_Exercise details_: Return a copy of each line that holds the string "this".

Records excerpted from a collection:

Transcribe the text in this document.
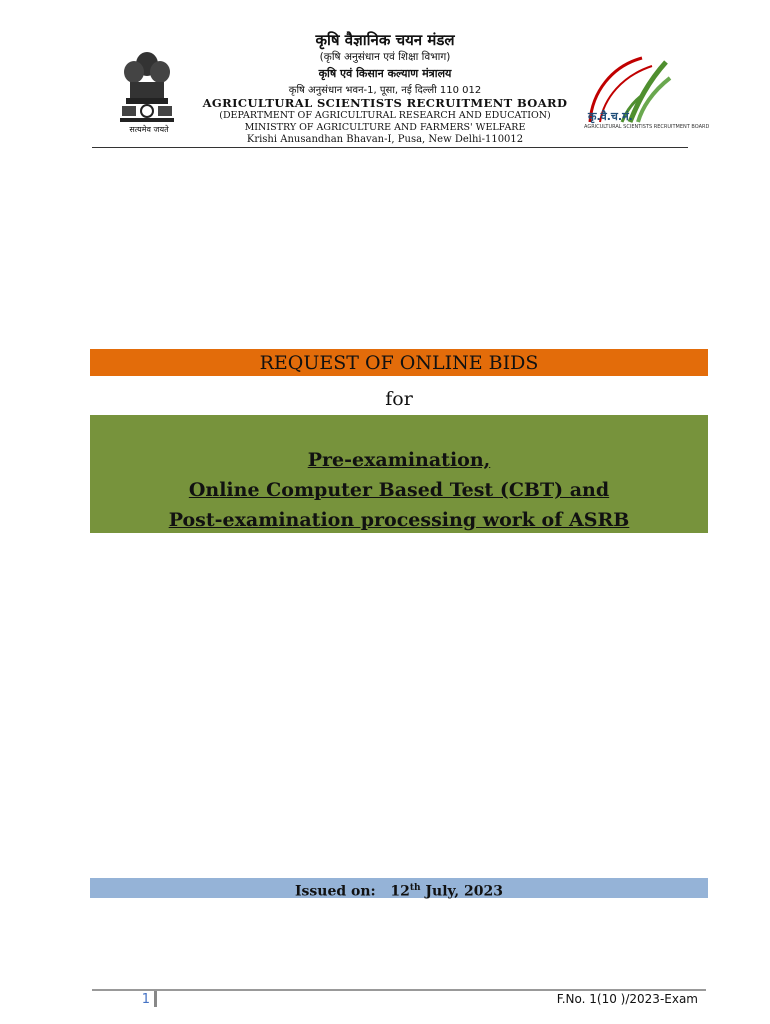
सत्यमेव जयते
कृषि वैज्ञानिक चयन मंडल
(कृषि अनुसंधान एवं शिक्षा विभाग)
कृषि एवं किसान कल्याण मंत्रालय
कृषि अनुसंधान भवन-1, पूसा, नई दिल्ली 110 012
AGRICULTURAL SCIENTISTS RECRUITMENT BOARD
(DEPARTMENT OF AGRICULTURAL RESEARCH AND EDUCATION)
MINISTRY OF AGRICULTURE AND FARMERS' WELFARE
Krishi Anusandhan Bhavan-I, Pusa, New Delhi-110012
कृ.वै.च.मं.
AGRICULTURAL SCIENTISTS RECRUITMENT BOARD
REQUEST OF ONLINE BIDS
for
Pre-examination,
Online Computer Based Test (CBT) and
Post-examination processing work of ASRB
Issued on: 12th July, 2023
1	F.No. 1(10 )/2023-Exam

* * *

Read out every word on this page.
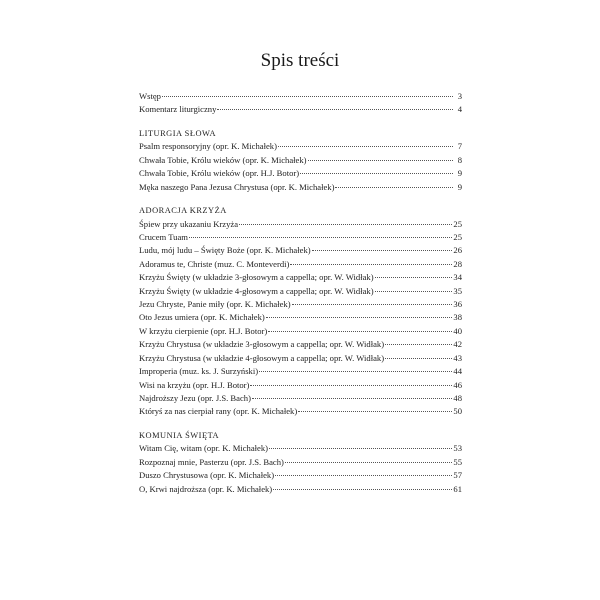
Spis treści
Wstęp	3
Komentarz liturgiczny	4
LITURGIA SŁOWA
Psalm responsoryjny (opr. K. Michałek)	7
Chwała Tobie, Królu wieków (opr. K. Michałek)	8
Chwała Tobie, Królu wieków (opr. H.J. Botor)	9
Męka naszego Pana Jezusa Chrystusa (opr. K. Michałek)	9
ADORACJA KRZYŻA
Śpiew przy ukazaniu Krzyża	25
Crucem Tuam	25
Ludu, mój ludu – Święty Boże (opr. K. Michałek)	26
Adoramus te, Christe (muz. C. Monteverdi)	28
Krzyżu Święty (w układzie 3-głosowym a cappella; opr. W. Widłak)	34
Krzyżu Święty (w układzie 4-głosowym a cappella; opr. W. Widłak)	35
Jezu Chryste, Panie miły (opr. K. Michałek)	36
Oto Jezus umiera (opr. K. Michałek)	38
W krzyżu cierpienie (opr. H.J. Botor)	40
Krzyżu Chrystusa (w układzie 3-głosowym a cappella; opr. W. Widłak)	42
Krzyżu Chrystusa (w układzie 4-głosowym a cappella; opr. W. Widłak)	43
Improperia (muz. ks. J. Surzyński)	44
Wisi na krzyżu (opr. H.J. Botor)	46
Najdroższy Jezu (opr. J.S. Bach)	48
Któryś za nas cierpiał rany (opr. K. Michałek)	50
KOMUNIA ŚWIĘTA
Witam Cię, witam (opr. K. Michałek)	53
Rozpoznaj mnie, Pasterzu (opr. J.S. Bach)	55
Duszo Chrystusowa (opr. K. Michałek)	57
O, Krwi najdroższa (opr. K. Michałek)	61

* * *

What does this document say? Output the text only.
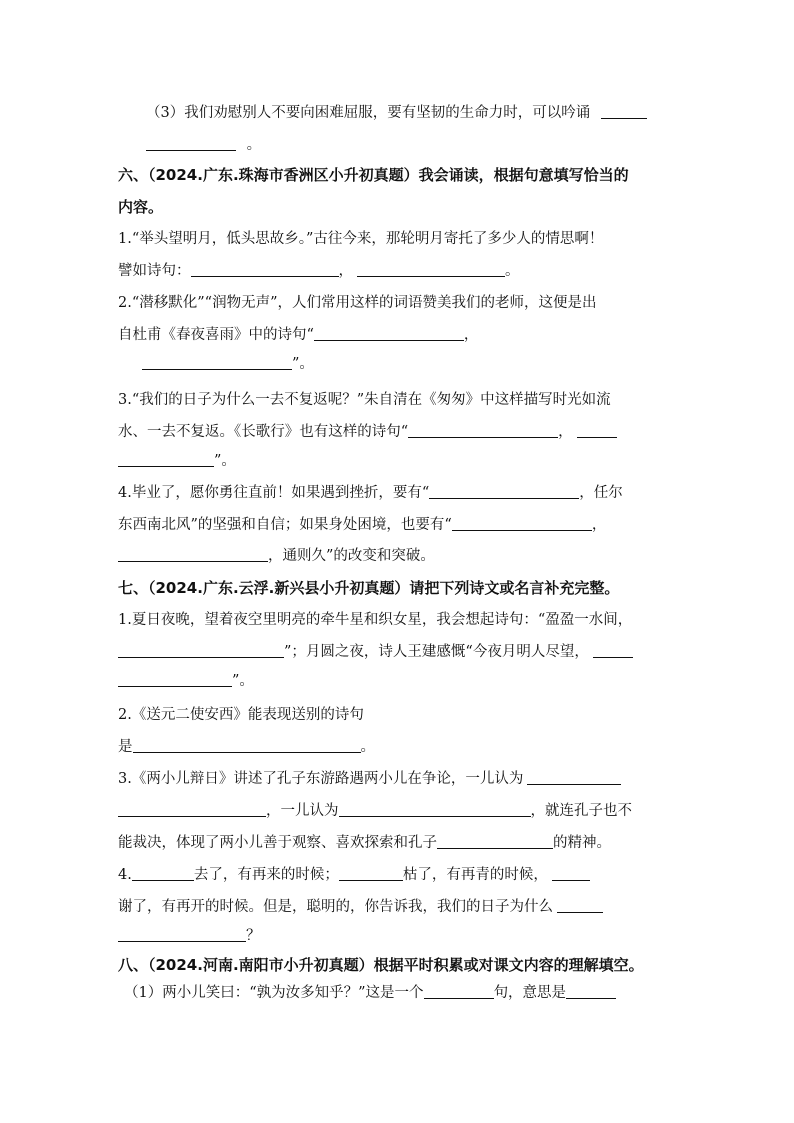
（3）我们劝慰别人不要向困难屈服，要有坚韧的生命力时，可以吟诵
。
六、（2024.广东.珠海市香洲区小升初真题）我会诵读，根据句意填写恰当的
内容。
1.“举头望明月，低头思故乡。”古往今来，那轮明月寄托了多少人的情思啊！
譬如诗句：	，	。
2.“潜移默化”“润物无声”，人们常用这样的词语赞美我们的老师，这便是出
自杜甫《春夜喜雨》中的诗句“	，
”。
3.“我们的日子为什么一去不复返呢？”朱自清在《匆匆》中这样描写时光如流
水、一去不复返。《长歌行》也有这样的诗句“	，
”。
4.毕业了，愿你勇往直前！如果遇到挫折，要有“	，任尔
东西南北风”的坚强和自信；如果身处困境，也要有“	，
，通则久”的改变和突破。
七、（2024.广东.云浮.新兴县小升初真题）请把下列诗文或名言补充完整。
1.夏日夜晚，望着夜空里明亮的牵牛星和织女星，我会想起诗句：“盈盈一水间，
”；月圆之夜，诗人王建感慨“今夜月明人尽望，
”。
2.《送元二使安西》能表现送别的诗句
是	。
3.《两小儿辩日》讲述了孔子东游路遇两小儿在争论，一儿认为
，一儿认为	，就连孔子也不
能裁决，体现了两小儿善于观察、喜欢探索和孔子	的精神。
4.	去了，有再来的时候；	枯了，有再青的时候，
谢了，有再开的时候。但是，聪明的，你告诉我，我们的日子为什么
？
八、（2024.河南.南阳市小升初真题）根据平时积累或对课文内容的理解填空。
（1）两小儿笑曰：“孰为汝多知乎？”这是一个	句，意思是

_Solution_:
Transcribe the text in this document.
Read out every word on this page.
What does this document say? Output the text only.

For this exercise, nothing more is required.